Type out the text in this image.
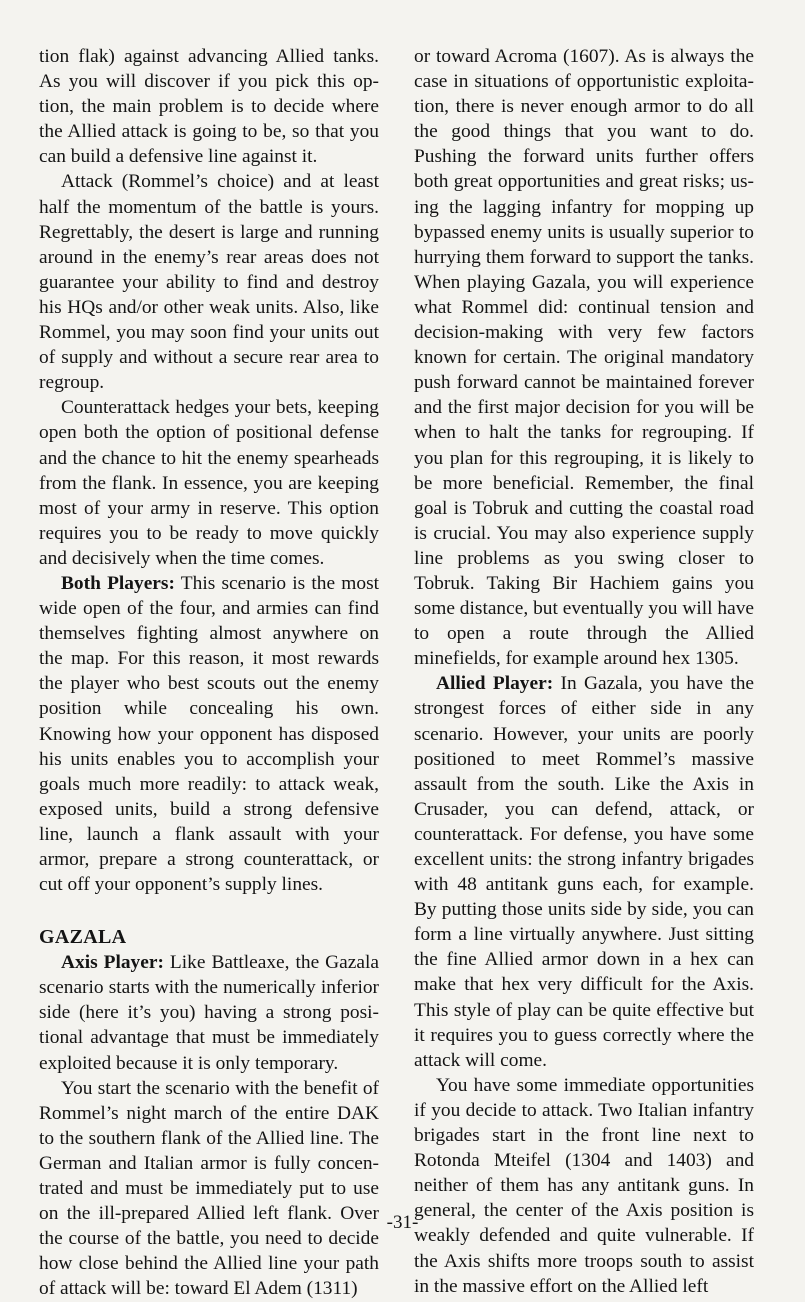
tion flak) against advancing Allied tanks. As you will discover if you pick this option, the main problem is to decide where the Allied attack is going to be, so that you can build a defensive line against it.

Attack (Rommel’s choice) and at least half the momentum of the battle is yours. Regrettably, the desert is large and running around in the enemy’s rear areas does not guarantee your ability to find and destroy his HQs and/or other weak units. Also, like Rommel, you may soon find your units out of supply and without a secure rear area to regroup.

Counterattack hedges your bets, keeping open both the option of positional defense and the chance to hit the enemy spearheads from the flank. In essence, you are keeping most of your army in reserve. This option requires you to be ready to move quickly and decisively when the time comes.

Both Players: This scenario is the most wide open of the four, and armies can find themselves fighting almost anywhere on the map. For this reason, it most rewards the player who best scouts out the enemy position while concealing his own. Knowing how your opponent has disposed his units enables you to accomplish your goals much more readily: to attack weak, exposed units, build a strong defensive line, launch a flank assault with your armor, prepare a strong counterattack, or cut off your opponent’s supply lines.

GAZALA

Axis Player: Like Battleaxe, the Gazala scenario starts with the numerically inferior side (here it’s you) having a strong positional advantage that must be immediately exploited because it is only temporary.

You start the scenario with the benefit of Rommel’s night march of the entire DAK to the southern flank of the Allied line. The German and Italian armor is fully concentrated and must be immediately put to use on the ill-prepared Allied left flank. Over the course of the battle, you need to decide how close behind the Allied line your path of attack will be: toward El Adem (1311)

or toward Acroma (1607). As is always the case in situations of opportunistic exploitation, there is never enough armor to do all the good things that you want to do. Pushing the forward units further offers both great opportunities and great risks; using the lagging infantry for mopping up bypassed enemy units is usually superior to hurrying them forward to support the tanks. When playing Gazala, you will experience what Rommel did: continual tension and decision-making with very few factors known for certain. The original mandatory push forward cannot be maintained forever and the first major decision for you will be when to halt the tanks for regrouping. If you plan for this regrouping, it is likely to be more beneficial. Remember, the final goal is Tobruk and cutting the coastal road is crucial. You may also experience supply line problems as you swing closer to Tobruk. Taking Bir Hachiem gains you some distance, but eventually you will have to open a route through the Allied minefields, for example around hex 1305.

Allied Player: In Gazala, you have the strongest forces of either side in any scenario. However, your units are poorly positioned to meet Rommel’s massive assault from the south. Like the Axis in Crusader, you can defend, attack, or counterattack. For defense, you have some excellent units: the strong infantry brigades with 48 antitank guns each, for example. By putting those units side by side, you can form a line virtually anywhere. Just sitting the fine Allied armor down in a hex can make that hex very difficult for the Axis. This style of play can be quite effective but it requires you to guess correctly where the attack will come.

You have some immediate opportunities if you decide to attack. Two Italian infantry brigades start in the front line next to Rotonda Mteifel (1304 and 1403) and neither of them has any antitank guns. In general, the center of the Axis position is weakly defended and quite vulnerable. If the Axis shifts more troops south to assist in the massive effort on the Allied left

-31-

+===+

- **STATED GOAL**: Check each line of the entries for the string "supply". Copy the lines that have it.

- **CORRECT OUTPUT**:
Attack (Rommel’s choice) and at least half the momentum of the battle is yours. Regrettably, the desert is large and running around in the enemy’s rear areas does not guarantee your ability to find and destroy his HQs and/or other weak units. Also, like Rommel, you may soon find your units out of supply and without a secure rear area to regroup.
Both Players: This scenario is the most wide open of the four, and armies can find themselves fighting almost anywhere on the map. For this reason, it most rewards the player who best scouts out the enemy position while concealing his own. Knowing how your opponent has disposed his units enables you to accomplish your goals much more readily: to attack weak, exposed units, build a strong defensive line, launch a flank assault with your armor, prepare a strong counterattack, or cut off your opponent’s supply lines.
or toward Acroma (1607). As is always the case in situations of opportunistic exploitation, there is never enough armor to do all the good things that you want to do. Pushing the forward units further offers both great opportunities and great risks; using the lagging infantry for mopping up bypassed enemy units is usually superior to hurrying them forward to support the tanks. When playing Gazala, you will experience what Rommel did: continual tension and decision-making with very few factors known for certain. The original mandatory push forward cannot be maintained forever and the first major decision for you will be when to halt the tanks for regrouping. If you plan for this regrouping, it is likely to be more beneficial. Remember, the final goal is Tobruk and cutting the coastal road is crucial. You may also experience supply line problems as you swing closer to Tobruk. Taking Bir Hachiem gains you some distance, but eventually you will have to open a route through the Allied minefields, for example around hex 1305.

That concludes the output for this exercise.